Given instruction. Leave out the pictures and copy everything else below exactly.

Extracted data entries:
################

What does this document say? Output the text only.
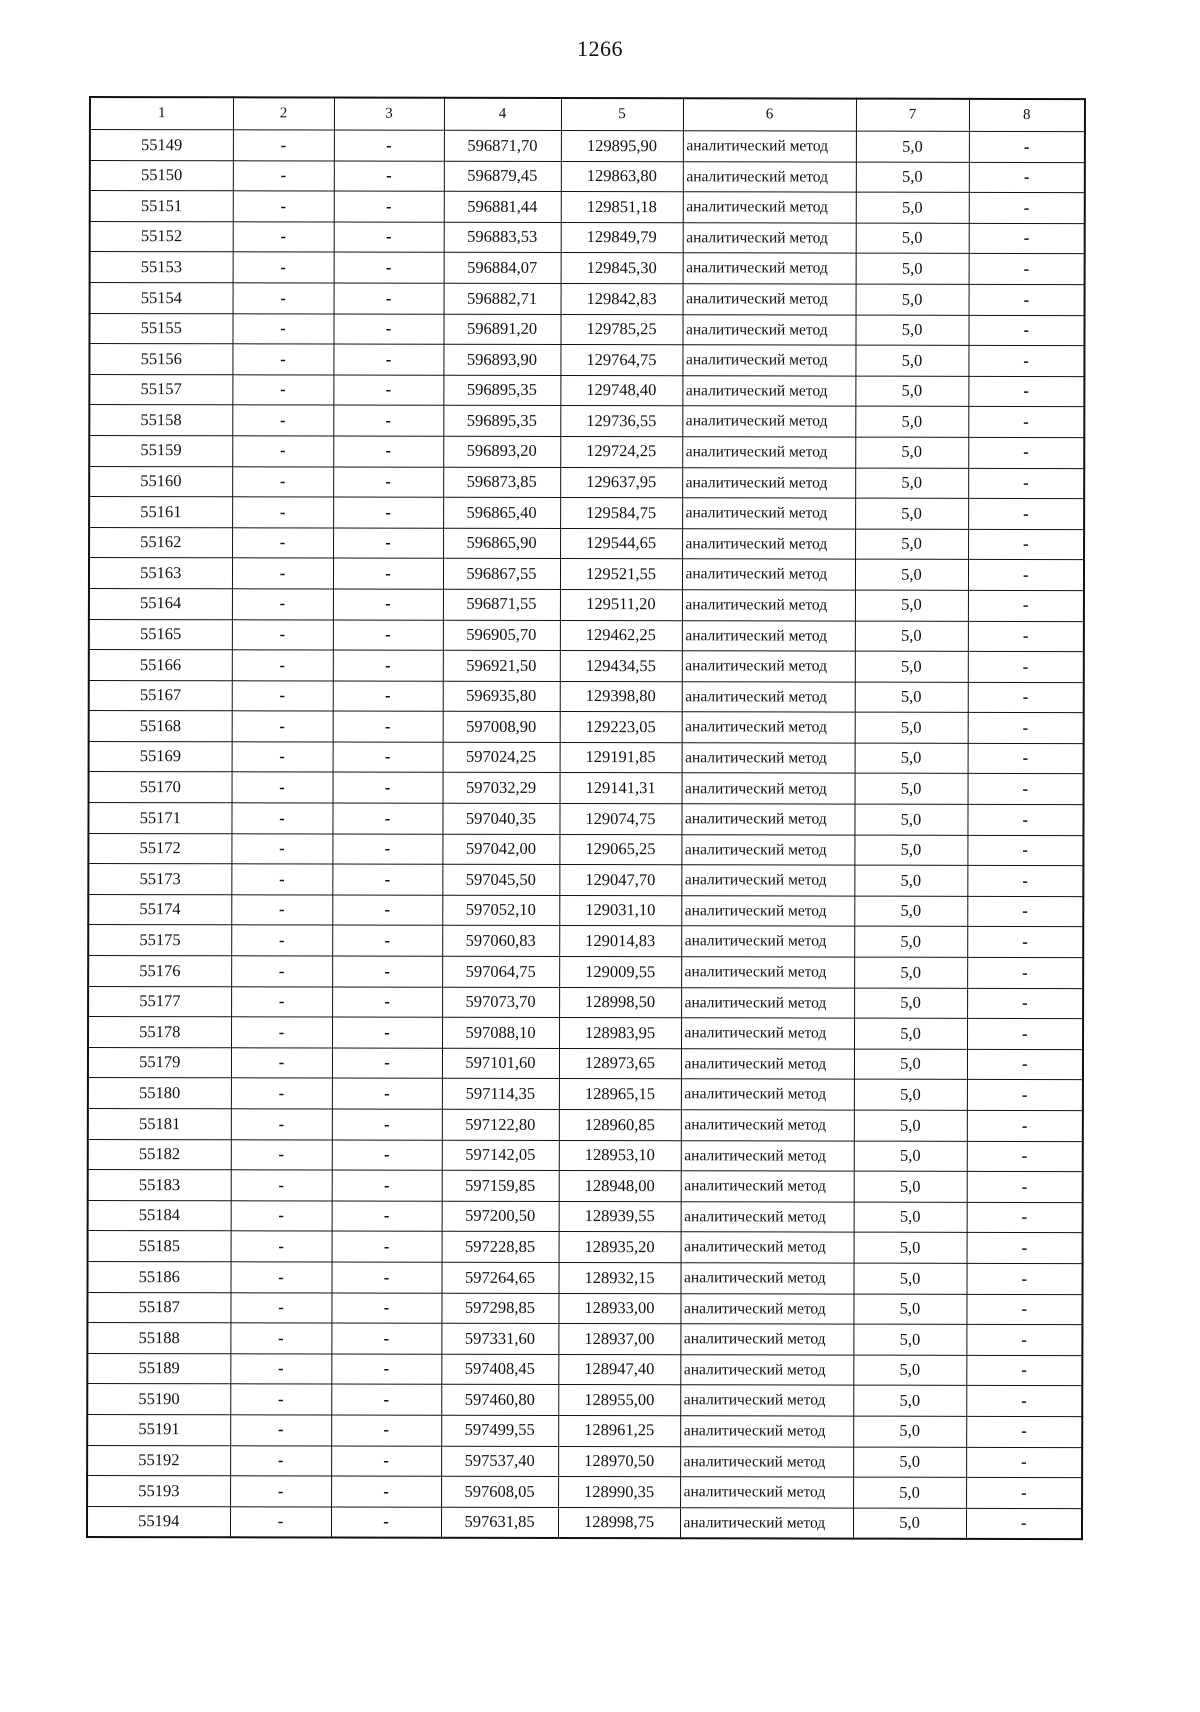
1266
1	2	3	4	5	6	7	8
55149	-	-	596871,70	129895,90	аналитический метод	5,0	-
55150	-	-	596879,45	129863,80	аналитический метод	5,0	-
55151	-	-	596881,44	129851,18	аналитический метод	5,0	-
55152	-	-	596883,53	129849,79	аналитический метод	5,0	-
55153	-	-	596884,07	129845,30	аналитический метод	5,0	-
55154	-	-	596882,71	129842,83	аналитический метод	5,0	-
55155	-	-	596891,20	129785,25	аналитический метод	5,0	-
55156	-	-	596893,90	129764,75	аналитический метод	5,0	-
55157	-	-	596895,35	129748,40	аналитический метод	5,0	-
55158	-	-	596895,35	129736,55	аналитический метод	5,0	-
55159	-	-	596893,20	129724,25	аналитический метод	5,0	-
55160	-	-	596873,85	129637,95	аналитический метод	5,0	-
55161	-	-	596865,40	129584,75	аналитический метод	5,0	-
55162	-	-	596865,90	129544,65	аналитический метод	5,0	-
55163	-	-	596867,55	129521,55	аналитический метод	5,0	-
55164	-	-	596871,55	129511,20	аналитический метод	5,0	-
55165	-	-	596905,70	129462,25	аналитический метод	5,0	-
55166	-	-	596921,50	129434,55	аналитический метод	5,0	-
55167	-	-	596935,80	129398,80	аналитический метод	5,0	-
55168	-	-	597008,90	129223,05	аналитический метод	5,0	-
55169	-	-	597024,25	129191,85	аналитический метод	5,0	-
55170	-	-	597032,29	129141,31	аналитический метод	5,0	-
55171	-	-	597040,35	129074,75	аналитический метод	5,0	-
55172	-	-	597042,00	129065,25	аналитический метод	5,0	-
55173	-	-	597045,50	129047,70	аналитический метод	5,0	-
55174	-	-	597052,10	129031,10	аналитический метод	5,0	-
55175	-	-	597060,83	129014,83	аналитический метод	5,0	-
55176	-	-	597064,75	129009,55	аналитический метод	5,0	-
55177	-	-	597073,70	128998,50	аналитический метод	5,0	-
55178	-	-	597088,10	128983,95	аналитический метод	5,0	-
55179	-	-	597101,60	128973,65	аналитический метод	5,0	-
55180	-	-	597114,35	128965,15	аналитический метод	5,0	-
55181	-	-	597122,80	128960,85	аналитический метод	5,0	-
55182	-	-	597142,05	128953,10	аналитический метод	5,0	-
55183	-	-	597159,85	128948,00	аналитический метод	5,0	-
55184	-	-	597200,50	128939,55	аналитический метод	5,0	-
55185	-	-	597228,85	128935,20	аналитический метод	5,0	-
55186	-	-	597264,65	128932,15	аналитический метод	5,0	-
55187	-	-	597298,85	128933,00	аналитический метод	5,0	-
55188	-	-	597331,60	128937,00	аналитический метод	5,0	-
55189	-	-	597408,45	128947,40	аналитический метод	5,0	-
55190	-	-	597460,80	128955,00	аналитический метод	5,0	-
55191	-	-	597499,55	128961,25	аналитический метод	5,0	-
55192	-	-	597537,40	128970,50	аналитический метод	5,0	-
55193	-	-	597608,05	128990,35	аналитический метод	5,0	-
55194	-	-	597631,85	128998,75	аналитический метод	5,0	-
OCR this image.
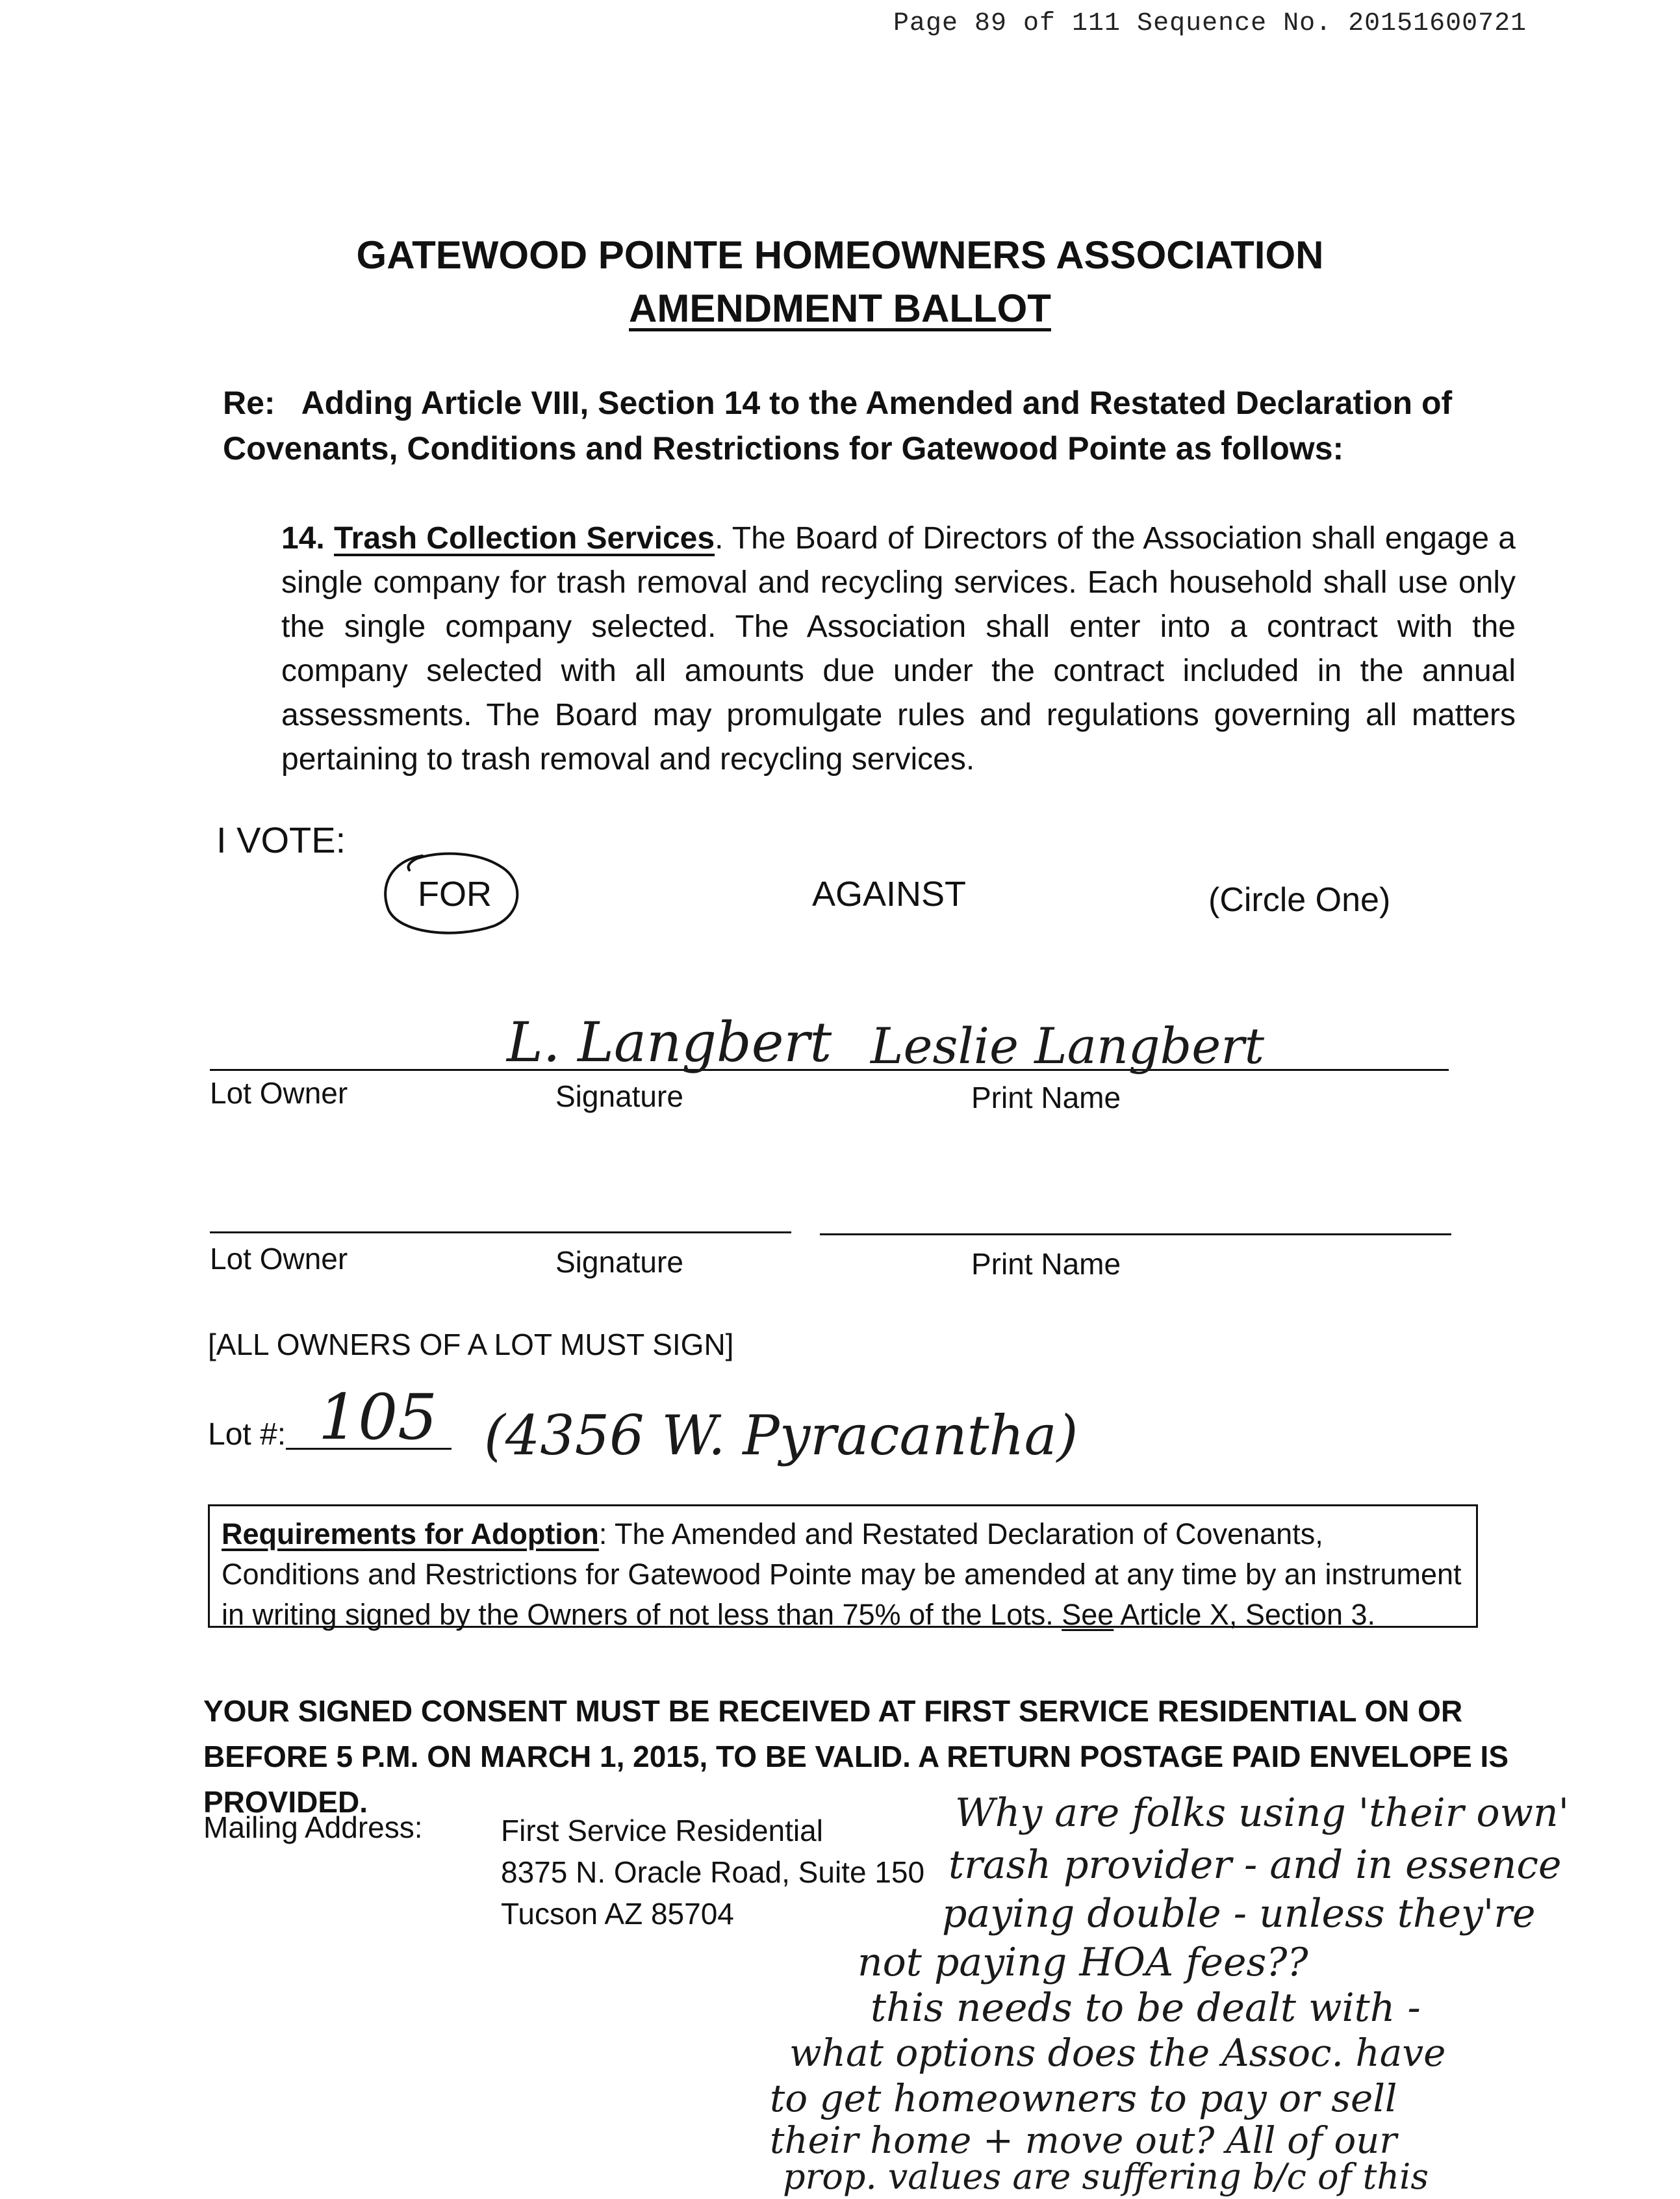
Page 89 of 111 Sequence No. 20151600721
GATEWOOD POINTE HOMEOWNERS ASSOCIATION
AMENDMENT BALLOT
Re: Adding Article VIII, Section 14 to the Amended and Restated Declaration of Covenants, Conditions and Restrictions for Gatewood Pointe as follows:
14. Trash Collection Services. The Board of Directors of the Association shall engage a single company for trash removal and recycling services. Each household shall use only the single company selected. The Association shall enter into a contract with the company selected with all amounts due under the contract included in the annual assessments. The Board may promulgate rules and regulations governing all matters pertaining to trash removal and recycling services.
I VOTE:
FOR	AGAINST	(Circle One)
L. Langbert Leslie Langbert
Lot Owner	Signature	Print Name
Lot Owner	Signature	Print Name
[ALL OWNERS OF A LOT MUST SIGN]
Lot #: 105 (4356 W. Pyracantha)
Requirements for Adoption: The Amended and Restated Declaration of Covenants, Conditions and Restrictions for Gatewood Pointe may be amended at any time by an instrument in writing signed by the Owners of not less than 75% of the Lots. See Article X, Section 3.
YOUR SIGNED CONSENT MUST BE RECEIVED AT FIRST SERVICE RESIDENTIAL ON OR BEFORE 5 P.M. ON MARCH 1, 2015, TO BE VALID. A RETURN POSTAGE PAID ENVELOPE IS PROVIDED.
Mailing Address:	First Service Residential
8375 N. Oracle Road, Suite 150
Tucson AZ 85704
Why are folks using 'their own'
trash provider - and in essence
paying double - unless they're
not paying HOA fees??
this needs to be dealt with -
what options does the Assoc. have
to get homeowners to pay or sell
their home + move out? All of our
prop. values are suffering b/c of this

################

Task output.
What does this document say? Output the text only.
1266
1	2	3	4	5	6	7	8
55149	-	-	596871,70	129895,90	аналитический метод	5,0	-
55150	-	-	596879,45	129863,80	аналитический метод	5,0	-
55151	-	-	596881,44	129851,18	аналитический метод	5,0	-
55152	-	-	596883,53	129849,79	аналитический метод	5,0	-
55153	-	-	596884,07	129845,30	аналитический метод	5,0	-
55154	-	-	596882,71	129842,83	аналитический метод	5,0	-
55155	-	-	596891,20	129785,25	аналитический метод	5,0	-
55156	-	-	596893,90	129764,75	аналитический метод	5,0	-
55157	-	-	596895,35	129748,40	аналитический метод	5,0	-
55158	-	-	596895,35	129736,55	аналитический метод	5,0	-
55159	-	-	596893,20	129724,25	аналитический метод	5,0	-
55160	-	-	596873,85	129637,95	аналитический метод	5,0	-
55161	-	-	596865,40	129584,75	аналитический метод	5,0	-
55162	-	-	596865,90	129544,65	аналитический метод	5,0	-
55163	-	-	596867,55	129521,55	аналитический метод	5,0	-
55164	-	-	596871,55	129511,20	аналитический метод	5,0	-
55165	-	-	596905,70	129462,25	аналитический метод	5,0	-
55166	-	-	596921,50	129434,55	аналитический метод	5,0	-
55167	-	-	596935,80	129398,80	аналитический метод	5,0	-
55168	-	-	597008,90	129223,05	аналитический метод	5,0	-
55169	-	-	597024,25	129191,85	аналитический метод	5,0	-
55170	-	-	597032,29	129141,31	аналитический метод	5,0	-
55171	-	-	597040,35	129074,75	аналитический метод	5,0	-
55172	-	-	597042,00	129065,25	аналитический метод	5,0	-
55173	-	-	597045,50	129047,70	аналитический метод	5,0	-
55174	-	-	597052,10	129031,10	аналитический метод	5,0	-
55175	-	-	597060,83	129014,83	аналитический метод	5,0	-
55176	-	-	597064,75	129009,55	аналитический метод	5,0	-
55177	-	-	597073,70	128998,50	аналитический метод	5,0	-
55178	-	-	597088,10	128983,95	аналитический метод	5,0	-
55179	-	-	597101,60	128973,65	аналитический метод	5,0	-
55180	-	-	597114,35	128965,15	аналитический метод	5,0	-
55181	-	-	597122,80	128960,85	аналитический метод	5,0	-
55182	-	-	597142,05	128953,10	аналитический метод	5,0	-
55183	-	-	597159,85	128948,00	аналитический метод	5,0	-
55184	-	-	597200,50	128939,55	аналитический метод	5,0	-
55185	-	-	597228,85	128935,20	аналитический метод	5,0	-
55186	-	-	597264,65	128932,15	аналитический метод	5,0	-
55187	-	-	597298,85	128933,00	аналитический метод	5,0	-
55188	-	-	597331,60	128937,00	аналитический метод	5,0	-
55189	-	-	597408,45	128947,40	аналитический метод	5,0	-
55190	-	-	597460,80	128955,00	аналитический метод	5,0	-
55191	-	-	597499,55	128961,25	аналитический метод	5,0	-
55192	-	-	597537,40	128970,50	аналитический метод	5,0	-
55193	-	-	597608,05	128990,35	аналитический метод	5,0	-
55194	-	-	597631,85	128998,75	аналитический метод	5,0	-
OCR this image.
Page 89 of 111 Sequence No. 20151600721
GATEWOOD POINTE HOMEOWNERS ASSOCIATION
AMENDMENT BALLOT
Re: Adding Article VIII, Section 14 to the Amended and Restated Declaration of Covenants, Conditions and Restrictions for Gatewood Pointe as follows:
14. Trash Collection Services. The Board of Directors of the Association shall engage a single company for trash removal and recycling services. Each household shall use only the single company selected. The Association shall enter into a contract with the company selected with all amounts due under the contract included in the annual assessments. The Board may promulgate rules and regulations governing all matters pertaining to trash removal and recycling services.
I VOTE:
FOR	AGAINST	(Circle One)
L. Langbert Leslie Langbert
Lot Owner	Signature	Print Name
Lot Owner	Signature	Print Name
[ALL OWNERS OF A LOT MUST SIGN]
Lot #: 105 (4356 W. Pyracantha)
Requirements for Adoption: The Amended and Restated Declaration of Covenants, Conditions and Restrictions for Gatewood Pointe may be amended at any time by an instrument in writing signed by the Owners of not less than 75% of the Lots. See Article X, Section 3.
YOUR SIGNED CONSENT MUST BE RECEIVED AT FIRST SERVICE RESIDENTIAL ON OR BEFORE 5 P.M. ON MARCH 1, 2015, TO BE VALID. A RETURN POSTAGE PAID ENVELOPE IS PROVIDED.
Mailing Address:	First Service Residential
8375 N. Oracle Road, Suite 150
Tucson AZ 85704
Why are folks using 'their own'
trash provider - and in essence
paying double - unless they're
not paying HOA fees??
this needs to be dealt with -
what options does the Assoc. have
to get homeowners to pay or sell
their home + move out? All of our
prop. values are suffering b/c of this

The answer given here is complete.